_Problem to work on_.
Copy all lines below containing "JSON".

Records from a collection
** Start **

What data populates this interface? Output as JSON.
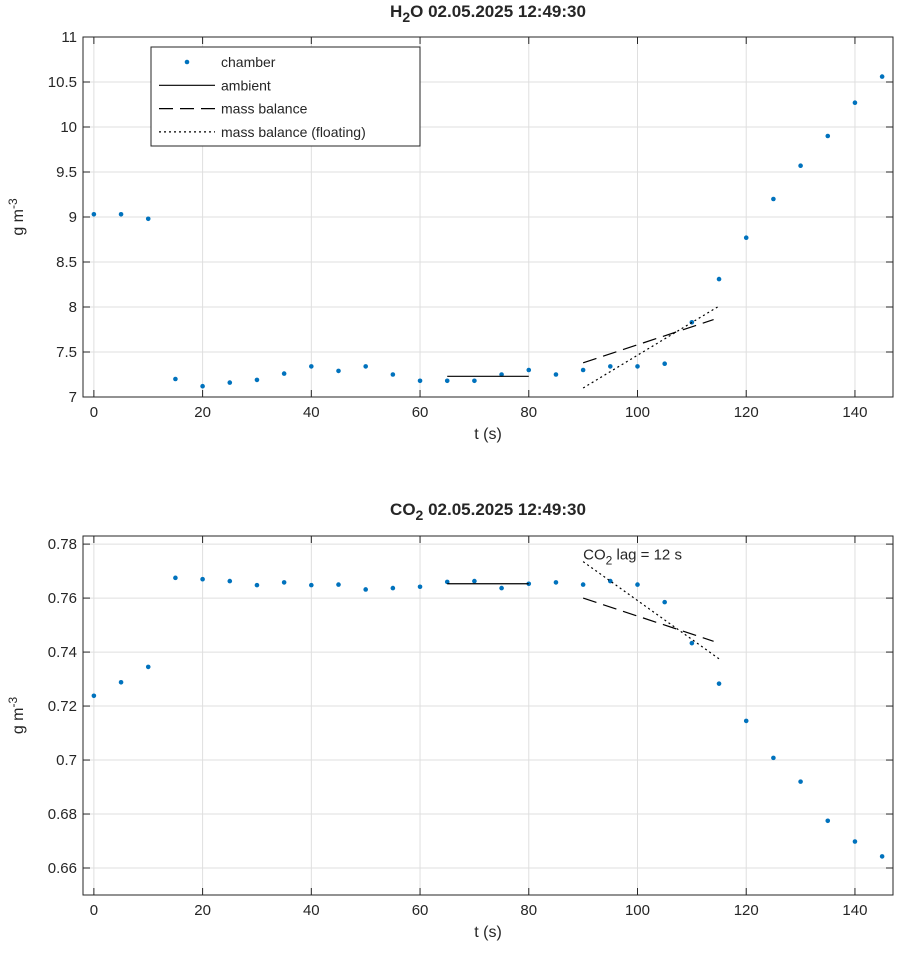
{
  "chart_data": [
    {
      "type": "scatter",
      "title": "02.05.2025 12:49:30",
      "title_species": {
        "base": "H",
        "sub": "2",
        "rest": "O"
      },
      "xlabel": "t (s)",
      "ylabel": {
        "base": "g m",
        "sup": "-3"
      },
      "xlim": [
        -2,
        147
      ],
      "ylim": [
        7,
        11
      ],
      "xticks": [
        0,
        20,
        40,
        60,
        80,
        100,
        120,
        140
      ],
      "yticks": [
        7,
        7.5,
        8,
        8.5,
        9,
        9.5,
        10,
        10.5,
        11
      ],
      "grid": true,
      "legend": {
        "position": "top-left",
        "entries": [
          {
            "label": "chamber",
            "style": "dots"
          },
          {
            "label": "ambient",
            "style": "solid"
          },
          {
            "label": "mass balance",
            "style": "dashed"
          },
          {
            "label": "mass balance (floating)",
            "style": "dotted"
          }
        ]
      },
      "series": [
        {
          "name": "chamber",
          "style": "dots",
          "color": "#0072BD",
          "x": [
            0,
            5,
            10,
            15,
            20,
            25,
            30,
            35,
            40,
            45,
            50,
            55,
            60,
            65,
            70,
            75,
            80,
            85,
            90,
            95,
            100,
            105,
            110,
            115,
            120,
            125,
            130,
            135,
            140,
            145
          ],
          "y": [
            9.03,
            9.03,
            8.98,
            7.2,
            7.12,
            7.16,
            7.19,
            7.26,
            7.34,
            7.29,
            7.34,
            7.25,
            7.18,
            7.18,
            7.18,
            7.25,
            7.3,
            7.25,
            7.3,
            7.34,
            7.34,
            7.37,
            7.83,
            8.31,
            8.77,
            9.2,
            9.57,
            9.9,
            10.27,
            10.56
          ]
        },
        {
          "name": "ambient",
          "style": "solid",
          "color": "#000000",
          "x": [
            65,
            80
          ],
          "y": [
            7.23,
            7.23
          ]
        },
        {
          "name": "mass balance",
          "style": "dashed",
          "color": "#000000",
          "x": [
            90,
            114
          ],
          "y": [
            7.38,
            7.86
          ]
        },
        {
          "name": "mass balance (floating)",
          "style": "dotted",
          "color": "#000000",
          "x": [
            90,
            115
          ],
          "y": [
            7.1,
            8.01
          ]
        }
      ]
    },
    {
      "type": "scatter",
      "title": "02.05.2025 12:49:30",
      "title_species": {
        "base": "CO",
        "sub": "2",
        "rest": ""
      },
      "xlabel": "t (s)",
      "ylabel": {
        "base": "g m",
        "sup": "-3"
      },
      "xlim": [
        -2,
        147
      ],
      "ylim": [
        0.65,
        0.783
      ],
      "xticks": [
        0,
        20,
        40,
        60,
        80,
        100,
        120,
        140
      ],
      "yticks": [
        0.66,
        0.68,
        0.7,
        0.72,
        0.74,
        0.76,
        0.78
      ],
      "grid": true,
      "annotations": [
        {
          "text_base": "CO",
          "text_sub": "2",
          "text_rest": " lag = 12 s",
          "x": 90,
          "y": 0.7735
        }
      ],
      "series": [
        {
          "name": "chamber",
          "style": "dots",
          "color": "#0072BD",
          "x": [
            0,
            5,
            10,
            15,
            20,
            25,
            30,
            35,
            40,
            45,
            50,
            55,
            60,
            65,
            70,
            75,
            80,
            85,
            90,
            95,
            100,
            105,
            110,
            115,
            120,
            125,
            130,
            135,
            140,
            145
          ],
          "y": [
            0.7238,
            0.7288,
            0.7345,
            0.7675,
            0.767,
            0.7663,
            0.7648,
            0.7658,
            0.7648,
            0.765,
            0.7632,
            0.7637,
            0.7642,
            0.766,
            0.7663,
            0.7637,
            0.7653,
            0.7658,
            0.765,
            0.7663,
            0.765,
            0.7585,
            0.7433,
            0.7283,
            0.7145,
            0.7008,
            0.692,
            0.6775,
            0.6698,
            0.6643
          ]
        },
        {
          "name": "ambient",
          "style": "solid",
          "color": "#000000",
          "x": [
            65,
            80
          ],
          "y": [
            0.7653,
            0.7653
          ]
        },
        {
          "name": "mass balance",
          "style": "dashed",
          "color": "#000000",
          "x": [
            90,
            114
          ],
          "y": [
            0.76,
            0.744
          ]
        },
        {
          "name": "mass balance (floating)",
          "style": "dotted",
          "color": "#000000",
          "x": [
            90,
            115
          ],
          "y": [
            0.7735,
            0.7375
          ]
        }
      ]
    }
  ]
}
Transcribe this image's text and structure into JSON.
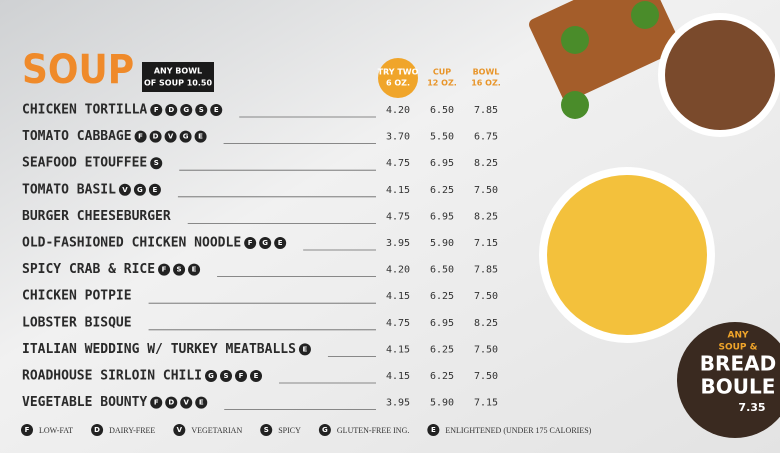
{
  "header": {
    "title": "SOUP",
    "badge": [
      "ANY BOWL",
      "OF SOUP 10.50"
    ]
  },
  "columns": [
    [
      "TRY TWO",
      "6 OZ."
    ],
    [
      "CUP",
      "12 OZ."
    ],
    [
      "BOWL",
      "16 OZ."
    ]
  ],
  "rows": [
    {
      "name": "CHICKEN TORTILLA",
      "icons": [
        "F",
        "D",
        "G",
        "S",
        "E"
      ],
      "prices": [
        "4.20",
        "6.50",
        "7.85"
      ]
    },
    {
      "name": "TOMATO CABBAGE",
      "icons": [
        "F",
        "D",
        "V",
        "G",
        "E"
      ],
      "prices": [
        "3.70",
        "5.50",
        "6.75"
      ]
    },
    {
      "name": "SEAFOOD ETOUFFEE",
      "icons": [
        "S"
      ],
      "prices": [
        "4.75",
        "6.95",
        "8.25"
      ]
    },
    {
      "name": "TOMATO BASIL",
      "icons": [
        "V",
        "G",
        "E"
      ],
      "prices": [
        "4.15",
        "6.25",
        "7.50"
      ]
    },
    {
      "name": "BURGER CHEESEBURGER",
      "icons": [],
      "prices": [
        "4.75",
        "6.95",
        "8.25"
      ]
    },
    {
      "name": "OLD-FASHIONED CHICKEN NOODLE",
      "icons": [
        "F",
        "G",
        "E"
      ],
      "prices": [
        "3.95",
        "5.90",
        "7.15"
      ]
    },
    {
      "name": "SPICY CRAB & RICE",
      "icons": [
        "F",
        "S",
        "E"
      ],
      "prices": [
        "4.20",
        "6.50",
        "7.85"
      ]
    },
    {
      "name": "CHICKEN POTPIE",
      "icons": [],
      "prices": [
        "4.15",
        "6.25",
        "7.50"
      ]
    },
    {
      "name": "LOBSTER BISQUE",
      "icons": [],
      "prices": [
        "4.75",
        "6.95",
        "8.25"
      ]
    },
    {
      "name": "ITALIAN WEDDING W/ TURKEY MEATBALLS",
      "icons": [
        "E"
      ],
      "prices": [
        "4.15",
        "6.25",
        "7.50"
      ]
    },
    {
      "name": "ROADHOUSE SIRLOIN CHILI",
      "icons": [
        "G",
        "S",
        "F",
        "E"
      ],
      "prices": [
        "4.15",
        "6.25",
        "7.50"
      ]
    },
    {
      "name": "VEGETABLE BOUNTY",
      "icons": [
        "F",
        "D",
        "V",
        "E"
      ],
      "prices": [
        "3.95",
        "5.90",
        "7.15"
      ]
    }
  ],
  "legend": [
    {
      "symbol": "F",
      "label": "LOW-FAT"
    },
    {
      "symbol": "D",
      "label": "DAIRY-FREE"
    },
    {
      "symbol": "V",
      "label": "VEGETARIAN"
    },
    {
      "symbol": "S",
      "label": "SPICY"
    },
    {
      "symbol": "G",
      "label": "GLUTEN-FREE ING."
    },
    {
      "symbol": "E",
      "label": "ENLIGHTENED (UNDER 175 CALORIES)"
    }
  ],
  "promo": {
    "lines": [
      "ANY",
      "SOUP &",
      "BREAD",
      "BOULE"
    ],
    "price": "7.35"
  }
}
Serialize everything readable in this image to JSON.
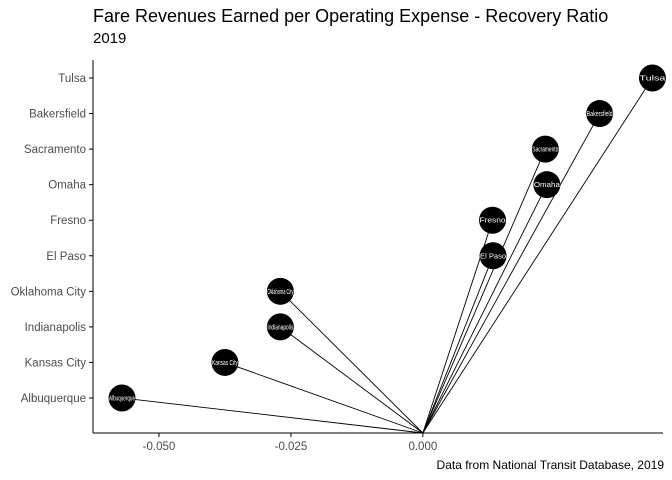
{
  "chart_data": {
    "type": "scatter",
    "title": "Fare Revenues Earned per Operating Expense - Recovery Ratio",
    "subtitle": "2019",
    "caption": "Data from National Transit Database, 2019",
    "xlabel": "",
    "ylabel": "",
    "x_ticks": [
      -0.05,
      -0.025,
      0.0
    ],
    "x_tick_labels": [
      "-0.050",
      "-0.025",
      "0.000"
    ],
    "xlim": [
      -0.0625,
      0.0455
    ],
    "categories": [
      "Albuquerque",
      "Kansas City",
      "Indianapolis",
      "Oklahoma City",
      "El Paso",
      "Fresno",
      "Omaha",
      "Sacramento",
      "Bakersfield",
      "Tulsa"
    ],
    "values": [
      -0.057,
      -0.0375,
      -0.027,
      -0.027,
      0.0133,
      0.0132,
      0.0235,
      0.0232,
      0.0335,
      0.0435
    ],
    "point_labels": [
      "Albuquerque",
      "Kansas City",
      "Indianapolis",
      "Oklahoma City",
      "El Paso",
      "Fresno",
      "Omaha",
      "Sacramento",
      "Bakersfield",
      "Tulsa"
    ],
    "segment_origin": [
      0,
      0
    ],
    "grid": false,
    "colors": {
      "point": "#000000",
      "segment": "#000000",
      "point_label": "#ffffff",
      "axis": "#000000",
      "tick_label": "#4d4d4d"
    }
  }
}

** End **

_Exercise response_.
What data populates this interface? Output as JSON.
Transcribe this image's text and structure into JSON.
Serialize everything readable in this image to JSON.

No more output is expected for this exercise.